Exercise requirements: Find and copy every line in the records that includes the string "Meadley".

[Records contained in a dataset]
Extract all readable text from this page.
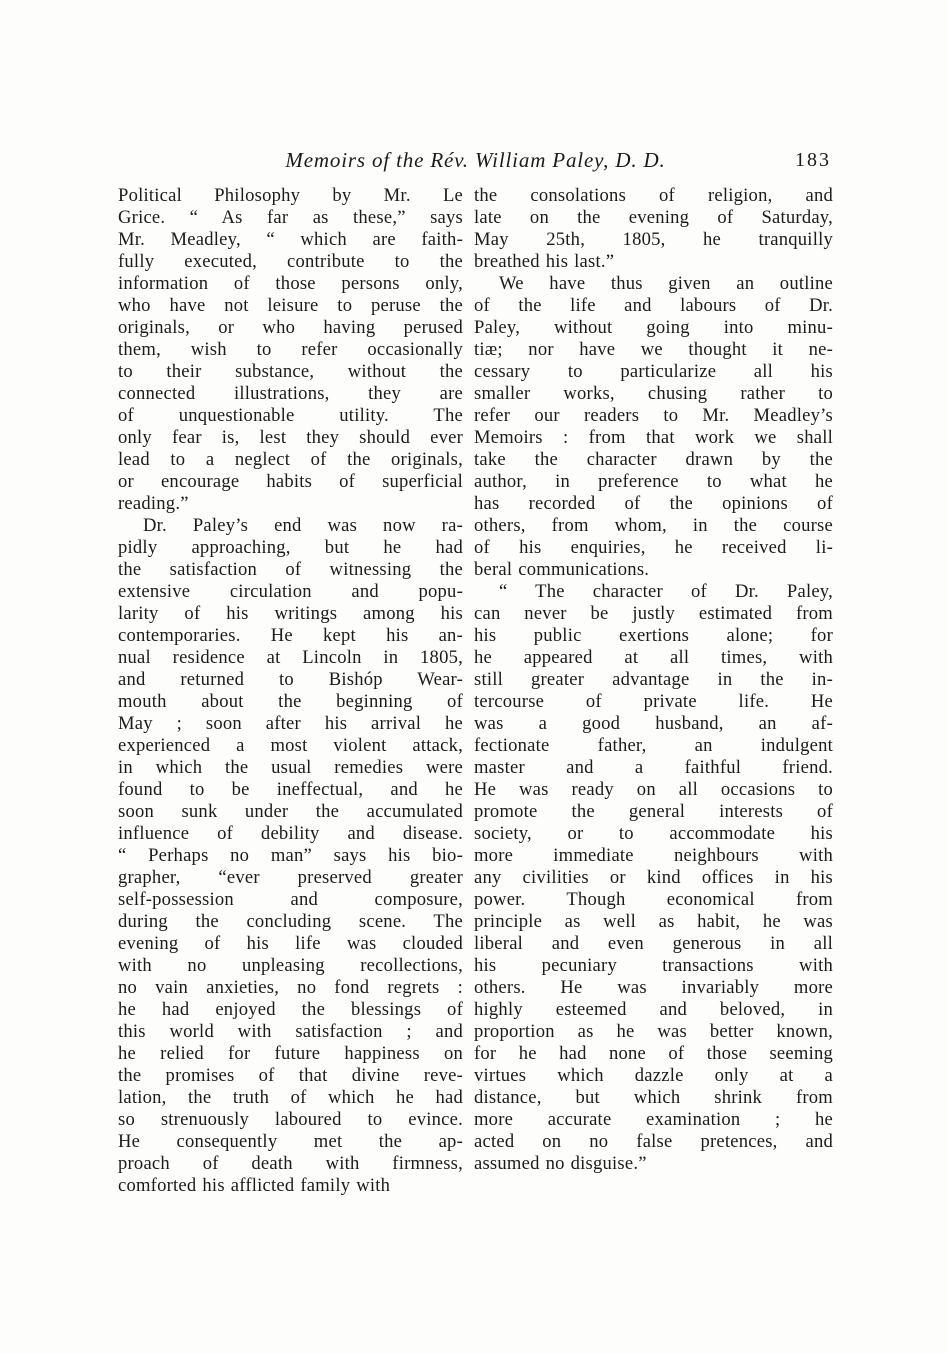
Memoirs of the Rév. William Paley, D. D.	183
Political Philosophy by Mr. Le
Grice. “ As far as these,” says
Mr. Meadley, “ which are faith-
fully executed, contribute to the
information of those persons only,
who have not leisure to peruse the
originals, or who having perused
them, wish to refer occasionally
to their substance, without the
connected illustrations, they are
of unquestionable utility. The
only fear is, lest they should ever
lead to a neglect of the originals,
or encourage habits of superficial
reading.”
Dr. Paley’s end was now ra-
pidly approaching, but he had
the satisfaction of witnessing the
extensive circulation and popu-
larity of his writings among his
contemporaries. He kept his an-
nual residence at Lincoln in 1805,
and returned to Bishóp Wear-
mouth about the beginning of
May ; soon after his arrival he
experienced a most violent attack,
in which the usual remedies were
found to be ineffectual, and he
soon sunk under the accumulated
influence of debility and disease.
“ Perhaps no man” says his bio-
grapher, “ever preserved greater
self-possession and composure,
during the concluding scene. The
evening of his life was clouded
with no unpleasing recollections,
no vain anxieties, no fond regrets :
he had enjoyed the blessings of
this world with satisfaction ; and
he relied for future happiness on
the promises of that divine reve-
lation, the truth of which he had
so strenuously laboured to evince.
He consequently met the ap-
proach of death with firmness,
comforted his afflicted family with
the consolations of religion, and
late on the evening of Saturday,
May 25th, 1805, he tranquilly
breathed his last.”
We have thus given an outline
of the life and labours of Dr.
Paley, without going into minu-
tiæ; nor have we thought it ne-
cessary to particularize all his
smaller works, chusing rather to
refer our readers to Mr. Meadley’s
Memoirs : from that work we shall
take the character drawn by the
author, in preference to what he
has recorded of the opinions of
others, from whom, in the course
of his enquiries, he received li-
beral communications.
“ The character of Dr. Paley,
can never be justly estimated from
his public exertions alone; for
he appeared at all times, with
still greater advantage in the in-
tercourse of private life. He
was a good husband, an af-
fectionate father, an indulgent
master and a faithful friend.
He was ready on all occasions to
promote the general interests of
society, or to accommodate his
more immediate neighbours with
any civilities or kind offices in his
power. Though economical from
principle as well as habit, he was
liberal and even generous in all
his pecuniary transactions with
others. He was invariably more
highly esteemed and beloved, in
proportion as he was better known,
for he had none of those seeming
virtues which dazzle only at a
distance, but which shrink from
more accurate examination ; he
acted on no false pretences, and
assumed no disguise.”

Answer in full:
Mr. Meadley, “ which are faith-
refer our readers to Mr. Meadley’s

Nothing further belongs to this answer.